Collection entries

☆ ☆ ☆ ☆

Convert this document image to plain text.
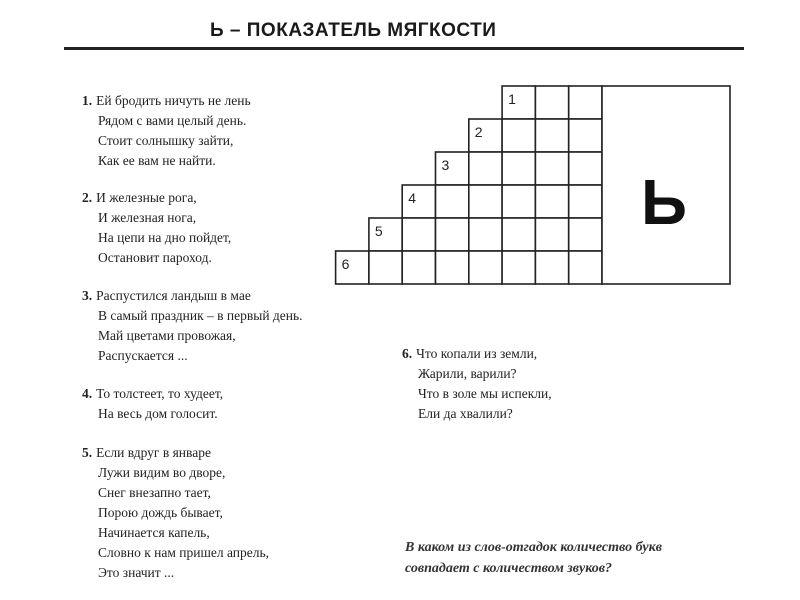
Ь – ПОКАЗАТЕЛЬ МЯГКОСТИ
1. Ей бродить ничуть не лень
Рядом с вами целый день.
Стоит солнышку зайти,
Как ее вам не найти.
2. И железные рога,
И железная нога,
На цепи на дно пойдет,
Остановит пароход.
3. Распустился ландыш в мае
В самый праздник – в первый день.
Май цветами провожая,
Распускается ...
4. То толстеет, то худеет,
На весь дом голосит.
5. Если вдруг в январе
Лужи видим во дворе,
Снег внезапно тает,
Порою дождь бывает,
Начинается капель,
Словно к нам пришел апрель,
Это значит ...
6. Что копали из земли,
Жарили, варили?
Что в золе мы испекли,
Ели да хвалили?
1
2
3
4
5
6
Ь
В каком из слов-отгадок количество букв
совпадает с количеством звуков?
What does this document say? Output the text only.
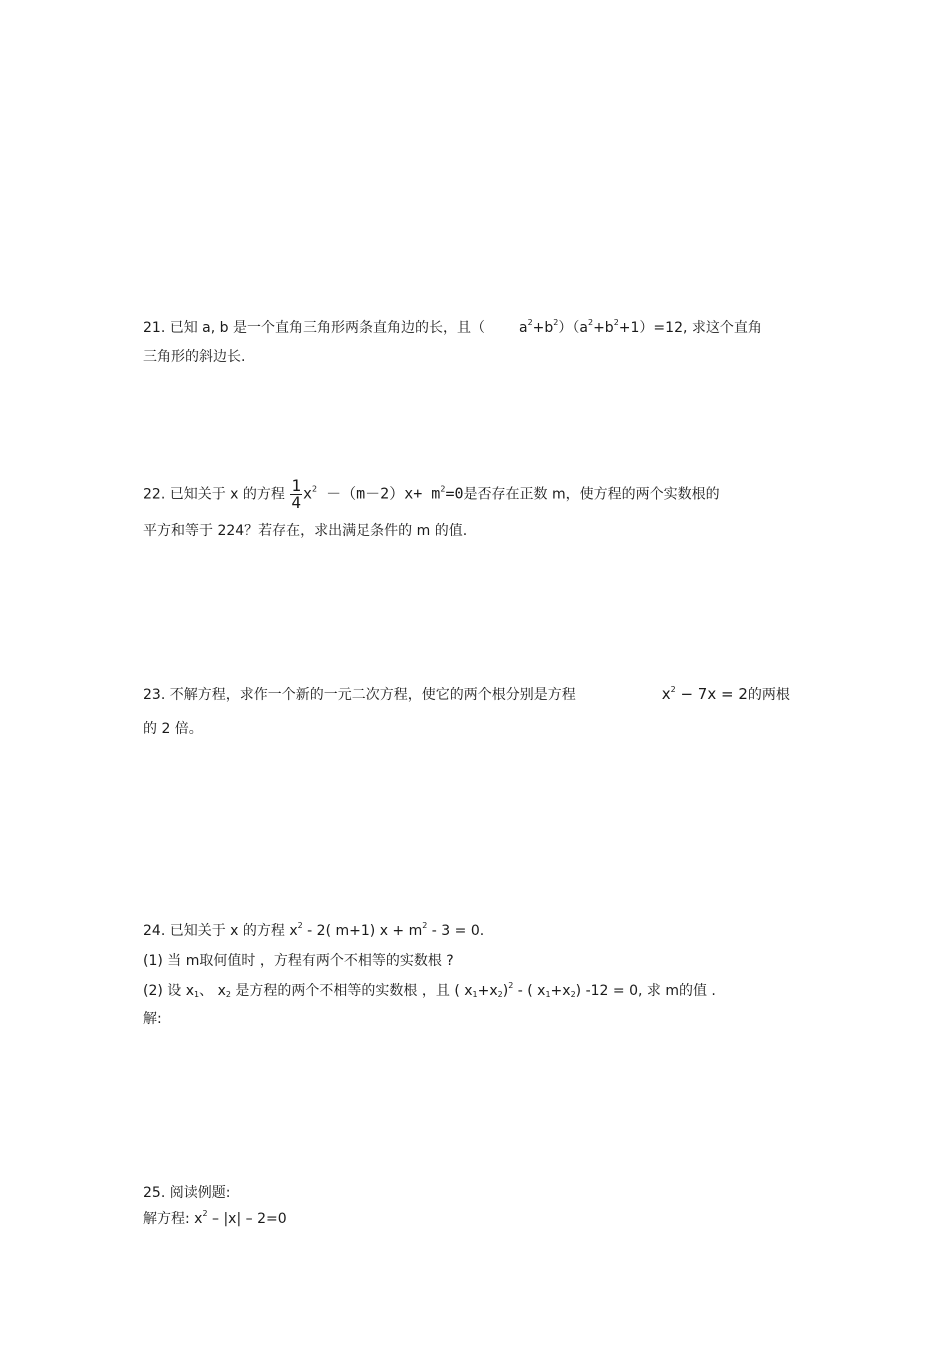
21. 已知 a, b 是一个直角三角形两条直角边的长，且（ $a^2+b^2)(a^2+b^2+1)=12$, 求这个直角
三角形的斜边长.
22. 已知关于 x 的方程 $\frac{1}{4} x^2 -(m-2)x+ m^2=0$是否存在正数 m，使方程的两个实数根的
平方和等于 224？若存在，求出满足条件的 m 的值.
23. 不解方程，求作一个新的一元二次方程，使它的两个根分别是方程	$x^2 - 7x = 2$的两根
的 2 倍。
24. 已知关于 x 的方程 $x^2 - 2$( m+1) $x + m^2 - 3 = 0$.
(1) 当 m取何值时 ，方程有两个不相等的实数根 ?
(2) 设 $x_1$、 $x_2$ 是方程的两个不相等的实数根 ，且 ( $x_1+x_2)^2$ - ( $x_1+x_2$) -12 = 0, 求 m的值 .
解:
25. 阅读例题:
解方程: $x^2 - |x| - 2=0$
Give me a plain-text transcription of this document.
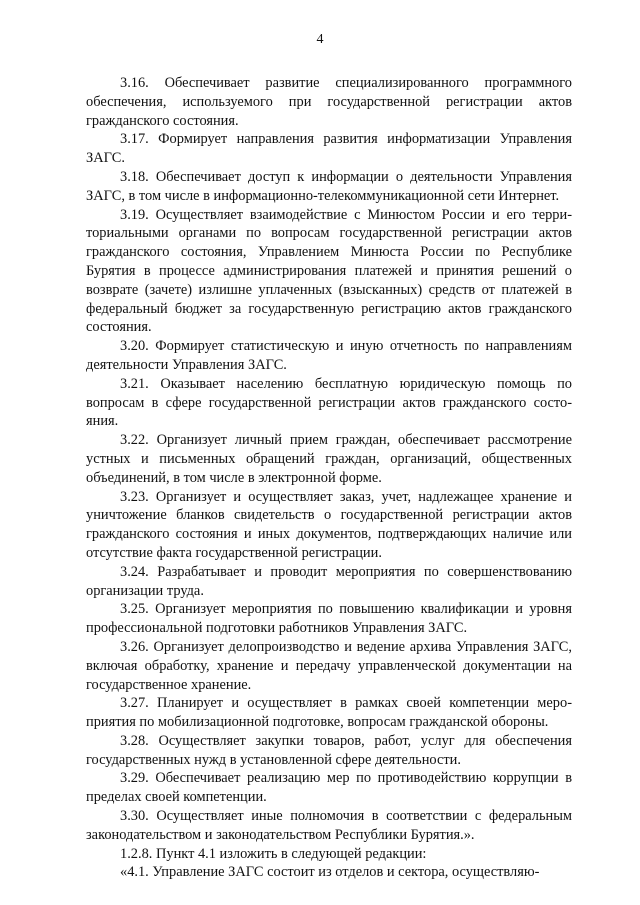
4

3.16. Обеспечивает развитие специализированного программного обеспечения, используемого при государственной регистрации актов гражданского состояния.

3.17. Формирует направления развития информатизации Управления ЗАГС.

3.18. Обеспечивает доступ к информации о деятельности Управления ЗАГС, в том числе в информационно-телекоммуникационной сети Интернет.

3.19. Осуществляет взаимодействие с Минюстом России и его территориальными органами по вопросам государственной регистрации актов гражданского состояния, Управлением Минюста России по Республике Бурятия в процессе администрирования платежей и принятия решений о возврате (зачете) излишне уплаченных (взысканных) средств от платежей в федеральный бюджет за государственную регистрацию актов гражданского состояния.

3.20. Формирует статистическую и иную отчетность по направлениям деятельности Управления ЗАГС.

3.21. Оказывает населению бесплатную юридическую помощь по вопросам в сфере государственной регистрации актов гражданского состояния.

3.22. Организует личный прием граждан, обеспечивает рассмотрение устных и письменных обращений граждан, организаций, общественных объединений, в том числе в электронной форме.

3.23. Организует и осуществляет заказ, учет, надлежащее хранение и уничтожение бланков свидетельств о государственной регистрации актов гражданского состояния и иных документов, подтверждающих наличие или отсутствие факта государственной регистрации.

3.24. Разрабатывает и проводит мероприятия по совершенствованию организации труда.

3.25. Организует мероприятия по повышению квалификации и уровня профессиональной подготовки работников Управления ЗАГС.

3.26. Организует делопроизводство и ведение архива Управления ЗАГС, включая обработку, хранение и передачу управленческой документации на государственное хранение.

3.27. Планирует и осуществляет в рамках своей компетенции мероприятия по мобилизационной подготовке, вопросам гражданской обороны.

3.28. Осуществляет закупки товаров, работ, услуг для обеспечения государственных нужд в установленной сфере деятельности.

3.29. Обеспечивает реализацию мер по противодействию коррупции в пределах своей компетенции.

3.30. Осуществляет иные полномочия в соответствии с федеральным законодательством и законодательством Республики Бурятия.».

1.2.8. Пункт 4.1 изложить в следующей редакции:

«4.1. Управление ЗАГС состоит из отделов и сектора, осуществляю-
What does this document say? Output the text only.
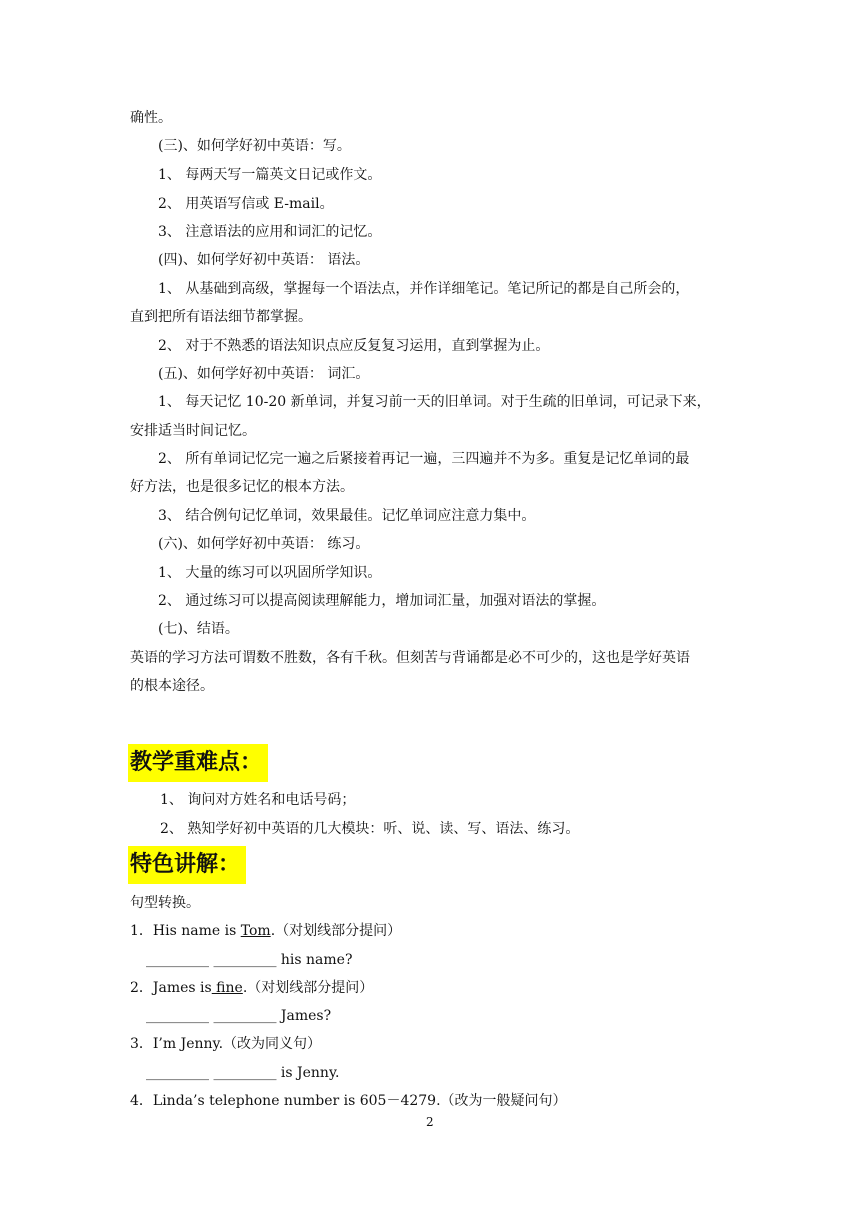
确性。
(三)、如何学好初中英语：写。
1、 每两天写一篇英文日记或作文。
2、 用英语写信或 E-mail。
3、 注意语法的应用和词汇的记忆。
(四)、如何学好初中英语： 语法。
1、 从基础到高级，掌握每一个语法点，并作详细笔记。笔记所记的都是自己所会的，
直到把所有语法细节都掌握。
2、 对于不熟悉的语法知识点应反复复习运用，直到掌握为止。
(五)、如何学好初中英语： 词汇。
1、 每天记忆 10-20 新单词，并复习前一天的旧单词。对于生疏的旧单词，可记录下来，
安排适当时间记忆。
2、 所有单词记忆完一遍之后紧接着再记一遍，三四遍并不为多。重复是记忆单词的最
好方法，也是很多记忆的根本方法。
3、 结合例句记忆单词，效果最佳。记忆单词应注意力集中。
(六)、如何学好初中英语： 练习。
1、 大量的练习可以巩固所学知识。
2、 通过练习可以提高阅读理解能力，增加词汇量，加强对语法的掌握。
(七)、结语。
英语的学习方法可谓数不胜数，各有千秋。但刻苦与背诵都是必不可少的，这也是学好英语
的根本途径。
教学重难点：
1、 询问对方姓名和电话号码；
2、 熟知学好初中英语的几大模块：听、说、读、写、语法、练习。
特色讲解：
句型转换。
1．His name is Tom.（对划线部分提问）
_________ _________ his name?
2．James is fine.（对划线部分提问）
_________ _________ James?
3．I’m Jenny.（改为同义句）
_________ _________ is Jenny.
4．Linda’s telephone number is 605－4279.（改为一般疑问句）
2
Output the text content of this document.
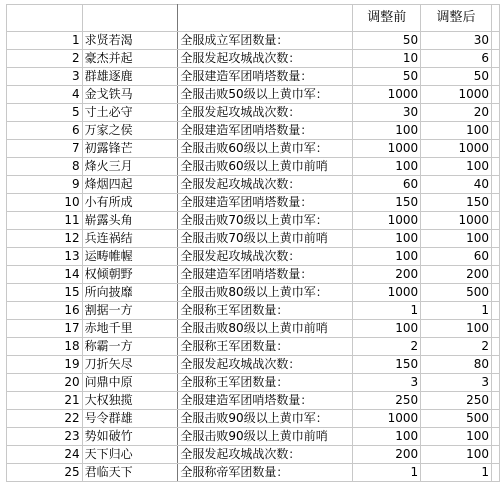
			调整前	调整后	
1	求贤若渴	全服成立军团数量：	50	30	
2	豪杰并起	全服发起攻城战次数：	10	6	
3	群雄逐鹿	全服建造军团哨塔数量：	50	50	
4	金戈铁马	全服击败50级以上黄巾军：	1000	1000	
5	寸土必守	全服发起攻城战次数：	30	20	
6	万家之侯	全服建造军团哨塔数量：	100	100	
7	初露锋芒	全服击败60级以上黄巾军：	1000	1000	
8	烽火三月	全服击败60级以上黄巾前哨	100	100	
9	烽烟四起	全服发起攻城战次数：	60	40	
10	小有所成	全服建造军团哨塔数量：	150	150	
11	崭露头角	全服击败70级以上黄巾军：	1000	1000	
12	兵连祸结	全服击败70级以上黄巾前哨	100	100	
13	运畴帷幄	全服发起攻城战次数：	100	60	
14	权倾朝野	全服建造军团哨塔数量：	200	200	
15	所向披靡	全服击败80级以上黄巾军：	1000	500	
16	割据一方	全服称王军团数量：	1	1	
17	赤地千里	全服击败80级以上黄巾前哨	100	100	
18	称霸一方	全服称王军团数量：	2	2	
19	刀折矢尽	全服发起攻城战次数：	150	80	
20	问鼎中原	全服称王军团数量：	3	3	
21	大权独揽	全服建造军团哨塔数量：	250	250	
22	号令群雄	全服击败90级以上黄巾军：	1000	500	
23	势如破竹	全服击败90级以上黄巾前哨	100	100	
24	天下归心	全服发起攻城战次数：	200	100	
25	君临天下	全服称帝军团数量：	1	1	
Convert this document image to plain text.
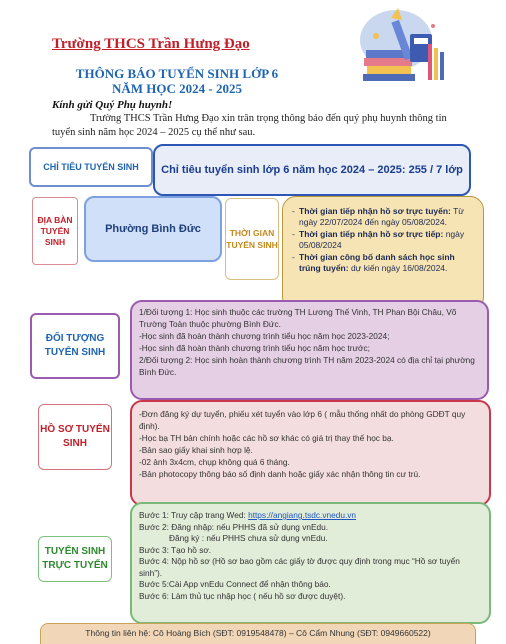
Trường THCS Trần Hưng Đạo
THÔNG BÁO TUYỂN SINH LỚP 6
NĂM HỌC 2024 - 2025
Kính gửi Quý Phụ huynh!
Trường THCS Trần Hưng Đạo xin trân trọng thông báo đến quý phụ huynh thông tin tuyển sinh năm học 2024 – 2025 cụ thể như sau.
CHỈ TIÊU TUYỂN SINH	Chỉ tiêu tuyển sinh lớp 6 năm học 2024 – 2025: 255 / 7 lớp
ĐỊA BÀN TUYỂN SINH
Phường Bình Đức	THỜI GIAN TUYỂN SINH
- Thời gian tiếp nhận hồ sơ trực tuyến: Từ ngày 22/07/2024 đến ngày 05/08/2024.
- Thời gian tiếp nhận hồ sơ trực tiếp: ngày 05/08/2024
- Thời gian công bố danh sách học sinh trúng tuyển: dự kiến ngày 16/08/2024.
ĐỐI TƯỢNG TUYỂN SINH
1/Đối tượng 1: Học sinh thuộc các trường TH Lương Thế Vinh, TH Phan Bội Châu, Võ Trường Toản thuộc phường Bình Đức.
-Học sinh đã hoàn thành chương trình tiểu học năm học 2023-2024;
-Học sinh đã hoàn thành chương trình tiểu học năm học trước;
2/Đối tượng 2: Học sinh hoàn thành chương trình TH năm 2023-2024 có địa chỉ tại phường Bình Đức.
HỒ SƠ TUYỂN SINH
-Đơn đăng ký dự tuyển, phiếu xét tuyển vào lớp 6 ( mẫu thống nhất do phòng GDĐT quy định).
-Học bạ TH bản chính hoặc các hồ sơ khác có giá trị thay thế học bạ.
-Bản sao giấy khai sinh hợp lệ.
-02 ảnh 3x4cm, chụp không quá 6 tháng.
-Bản photocopy thông báo số định danh hoặc giấy xác nhận thông tin cư trú.
TUYỂN SINH TRỰC TUYẾN
Bước 1: Truy cập trang Wed: https://angiang.tsdc.vnedu.vn
Bước 2: Đăng nhập: nếu PHHS đã sử dụng vnEdu.
Đăng ký : nếu PHHS chưa sử dụng vnEdu.
Bước 3: Tạo hồ sơ.
Bước 4: Nộp hồ sơ (Hồ sơ bao gồm các giấy tờ được quy định trong mục “Hồ sơ tuyển sinh”).
Bước 5:Cài App vnEdu Connect để nhận thông báo.
Bước 6: Làm thủ tục nhập học ( nếu hồ sơ được duyệt).
Thông tin liên hệ: Cô Hoàng Bích (SĐT: 0919548478) – Cô Cẩm Nhung (SĐT: 0949660522)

☆ ☆ ☆ ☆

Requirements
Pull out every line holding "如何学好初中英语" from the records above, and copy it.

Expected output
(三)、如何学好初中英语：写。
(四)、如何学好初中英语： 语法。
(五)、如何学好初中英语： 词汇。
(六)、如何学好初中英语： 练习。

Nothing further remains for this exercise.